Goal:
In the entries, find all lines that hold the word "this" and copy them.

+ + + + +

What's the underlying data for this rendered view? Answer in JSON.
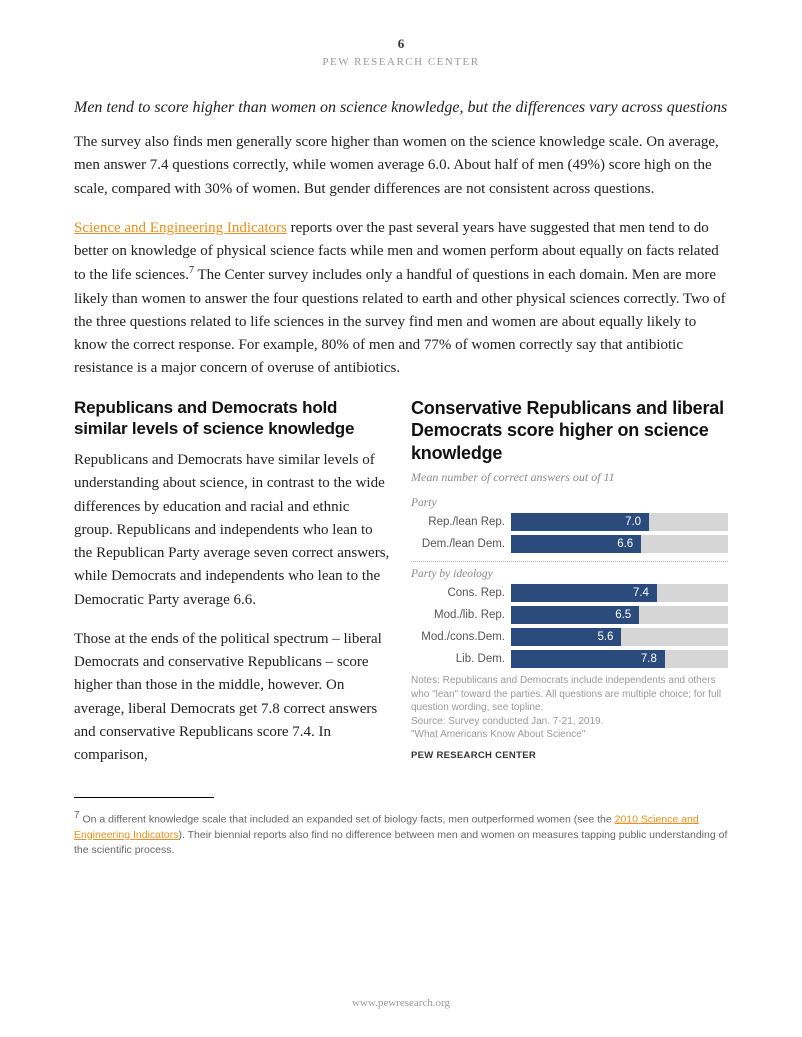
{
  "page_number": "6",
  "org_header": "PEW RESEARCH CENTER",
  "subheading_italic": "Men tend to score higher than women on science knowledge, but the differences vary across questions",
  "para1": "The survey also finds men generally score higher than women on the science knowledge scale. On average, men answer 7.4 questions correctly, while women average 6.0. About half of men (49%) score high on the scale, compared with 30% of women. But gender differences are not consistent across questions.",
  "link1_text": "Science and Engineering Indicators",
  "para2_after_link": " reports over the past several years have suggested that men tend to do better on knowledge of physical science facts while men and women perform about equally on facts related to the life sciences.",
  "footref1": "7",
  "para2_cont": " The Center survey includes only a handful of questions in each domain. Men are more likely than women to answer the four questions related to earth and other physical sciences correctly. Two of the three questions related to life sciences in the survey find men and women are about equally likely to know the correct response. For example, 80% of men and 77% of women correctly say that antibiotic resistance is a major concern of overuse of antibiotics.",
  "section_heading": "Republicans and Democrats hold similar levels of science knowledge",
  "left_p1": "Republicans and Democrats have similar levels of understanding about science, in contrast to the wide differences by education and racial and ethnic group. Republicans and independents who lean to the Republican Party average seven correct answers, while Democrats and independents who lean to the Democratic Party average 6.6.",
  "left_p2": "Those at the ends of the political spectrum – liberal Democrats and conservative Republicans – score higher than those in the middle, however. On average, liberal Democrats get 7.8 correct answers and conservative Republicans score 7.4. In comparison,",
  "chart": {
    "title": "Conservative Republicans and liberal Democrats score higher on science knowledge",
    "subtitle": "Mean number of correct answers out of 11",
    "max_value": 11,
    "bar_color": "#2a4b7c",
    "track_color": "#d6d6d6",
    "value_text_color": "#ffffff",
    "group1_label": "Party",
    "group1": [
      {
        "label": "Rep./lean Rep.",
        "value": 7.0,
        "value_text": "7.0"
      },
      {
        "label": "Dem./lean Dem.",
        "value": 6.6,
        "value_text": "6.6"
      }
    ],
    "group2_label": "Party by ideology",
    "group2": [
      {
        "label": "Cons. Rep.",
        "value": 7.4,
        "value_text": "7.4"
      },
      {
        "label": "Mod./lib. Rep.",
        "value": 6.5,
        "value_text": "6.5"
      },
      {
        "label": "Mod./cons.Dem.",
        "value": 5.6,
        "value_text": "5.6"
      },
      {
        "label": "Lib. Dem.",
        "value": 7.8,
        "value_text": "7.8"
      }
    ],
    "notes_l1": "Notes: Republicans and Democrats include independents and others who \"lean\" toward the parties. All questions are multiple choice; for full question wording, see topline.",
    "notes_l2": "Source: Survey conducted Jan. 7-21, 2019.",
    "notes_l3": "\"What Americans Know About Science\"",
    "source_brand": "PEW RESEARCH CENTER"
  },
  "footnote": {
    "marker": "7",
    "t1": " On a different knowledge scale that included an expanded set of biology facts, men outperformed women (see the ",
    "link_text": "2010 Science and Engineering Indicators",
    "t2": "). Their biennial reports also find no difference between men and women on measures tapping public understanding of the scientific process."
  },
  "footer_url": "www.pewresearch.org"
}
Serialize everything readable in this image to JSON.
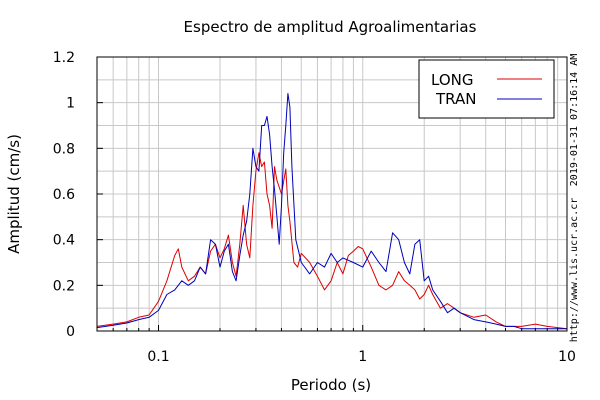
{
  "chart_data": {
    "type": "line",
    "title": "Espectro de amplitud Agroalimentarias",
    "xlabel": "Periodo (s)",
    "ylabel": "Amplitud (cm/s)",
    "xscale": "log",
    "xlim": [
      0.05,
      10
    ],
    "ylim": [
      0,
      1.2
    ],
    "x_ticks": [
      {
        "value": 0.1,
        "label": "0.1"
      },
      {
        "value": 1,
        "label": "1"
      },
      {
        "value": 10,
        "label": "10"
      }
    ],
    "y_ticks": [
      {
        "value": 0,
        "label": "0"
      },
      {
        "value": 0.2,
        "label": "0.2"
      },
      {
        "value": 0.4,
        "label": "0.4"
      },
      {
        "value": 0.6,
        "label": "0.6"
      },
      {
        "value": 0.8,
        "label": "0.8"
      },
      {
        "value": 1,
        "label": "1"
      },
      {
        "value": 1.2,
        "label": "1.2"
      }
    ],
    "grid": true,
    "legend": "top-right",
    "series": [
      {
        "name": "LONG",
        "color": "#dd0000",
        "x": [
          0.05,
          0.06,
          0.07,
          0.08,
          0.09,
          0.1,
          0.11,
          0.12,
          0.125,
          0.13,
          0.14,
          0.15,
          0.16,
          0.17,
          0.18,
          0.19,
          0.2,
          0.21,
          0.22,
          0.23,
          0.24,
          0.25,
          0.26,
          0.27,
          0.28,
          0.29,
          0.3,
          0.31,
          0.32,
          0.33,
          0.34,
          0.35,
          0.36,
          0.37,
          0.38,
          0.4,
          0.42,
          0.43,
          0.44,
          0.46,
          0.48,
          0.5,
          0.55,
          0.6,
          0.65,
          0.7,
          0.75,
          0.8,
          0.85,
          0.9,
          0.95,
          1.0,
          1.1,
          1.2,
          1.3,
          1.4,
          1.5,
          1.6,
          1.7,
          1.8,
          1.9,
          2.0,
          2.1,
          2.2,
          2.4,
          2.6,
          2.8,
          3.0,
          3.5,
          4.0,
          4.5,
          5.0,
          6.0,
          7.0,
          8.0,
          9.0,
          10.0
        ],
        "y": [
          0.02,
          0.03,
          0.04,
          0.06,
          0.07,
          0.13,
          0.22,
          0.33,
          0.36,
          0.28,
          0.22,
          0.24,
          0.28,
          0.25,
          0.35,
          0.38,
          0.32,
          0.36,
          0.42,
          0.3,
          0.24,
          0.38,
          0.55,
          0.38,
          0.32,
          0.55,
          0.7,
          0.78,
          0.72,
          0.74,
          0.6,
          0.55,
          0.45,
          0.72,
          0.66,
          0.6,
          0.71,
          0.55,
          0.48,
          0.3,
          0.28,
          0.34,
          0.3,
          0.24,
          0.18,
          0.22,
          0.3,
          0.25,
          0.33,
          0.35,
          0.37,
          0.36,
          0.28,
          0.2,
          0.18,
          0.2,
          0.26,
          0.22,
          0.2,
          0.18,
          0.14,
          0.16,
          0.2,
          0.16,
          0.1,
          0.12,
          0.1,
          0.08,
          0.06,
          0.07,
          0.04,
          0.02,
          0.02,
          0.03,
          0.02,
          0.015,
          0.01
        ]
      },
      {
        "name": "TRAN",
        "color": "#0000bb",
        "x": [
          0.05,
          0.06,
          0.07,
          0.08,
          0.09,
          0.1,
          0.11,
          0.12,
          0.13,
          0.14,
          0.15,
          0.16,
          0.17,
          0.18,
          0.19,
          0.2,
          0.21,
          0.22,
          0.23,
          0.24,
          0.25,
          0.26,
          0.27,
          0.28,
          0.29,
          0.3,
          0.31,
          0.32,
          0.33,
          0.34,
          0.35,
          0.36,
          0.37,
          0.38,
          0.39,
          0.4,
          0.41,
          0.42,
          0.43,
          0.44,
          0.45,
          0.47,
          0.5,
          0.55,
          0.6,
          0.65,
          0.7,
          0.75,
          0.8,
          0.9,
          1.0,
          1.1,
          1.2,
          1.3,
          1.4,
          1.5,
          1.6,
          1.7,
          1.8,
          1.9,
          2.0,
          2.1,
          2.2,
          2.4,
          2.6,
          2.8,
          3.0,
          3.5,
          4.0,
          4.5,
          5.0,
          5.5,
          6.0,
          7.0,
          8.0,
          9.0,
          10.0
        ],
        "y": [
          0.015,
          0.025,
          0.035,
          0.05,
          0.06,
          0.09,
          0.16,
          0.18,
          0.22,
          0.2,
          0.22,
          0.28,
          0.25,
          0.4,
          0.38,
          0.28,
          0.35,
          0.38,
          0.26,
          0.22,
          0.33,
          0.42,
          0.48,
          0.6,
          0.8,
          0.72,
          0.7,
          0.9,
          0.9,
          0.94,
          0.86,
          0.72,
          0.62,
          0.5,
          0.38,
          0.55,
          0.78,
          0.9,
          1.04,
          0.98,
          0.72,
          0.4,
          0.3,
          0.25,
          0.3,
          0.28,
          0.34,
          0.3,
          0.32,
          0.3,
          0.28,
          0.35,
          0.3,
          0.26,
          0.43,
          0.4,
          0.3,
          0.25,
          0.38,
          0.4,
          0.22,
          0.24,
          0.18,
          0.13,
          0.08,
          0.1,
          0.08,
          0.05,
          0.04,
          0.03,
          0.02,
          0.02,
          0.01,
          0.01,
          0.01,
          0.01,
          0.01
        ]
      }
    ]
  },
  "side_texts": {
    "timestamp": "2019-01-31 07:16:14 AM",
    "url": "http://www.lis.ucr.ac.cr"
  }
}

+ + + + +

Written answer:
What's the underlying data for this rendered view? Answer in JSON.
Serialize everything readable in this image to JSON.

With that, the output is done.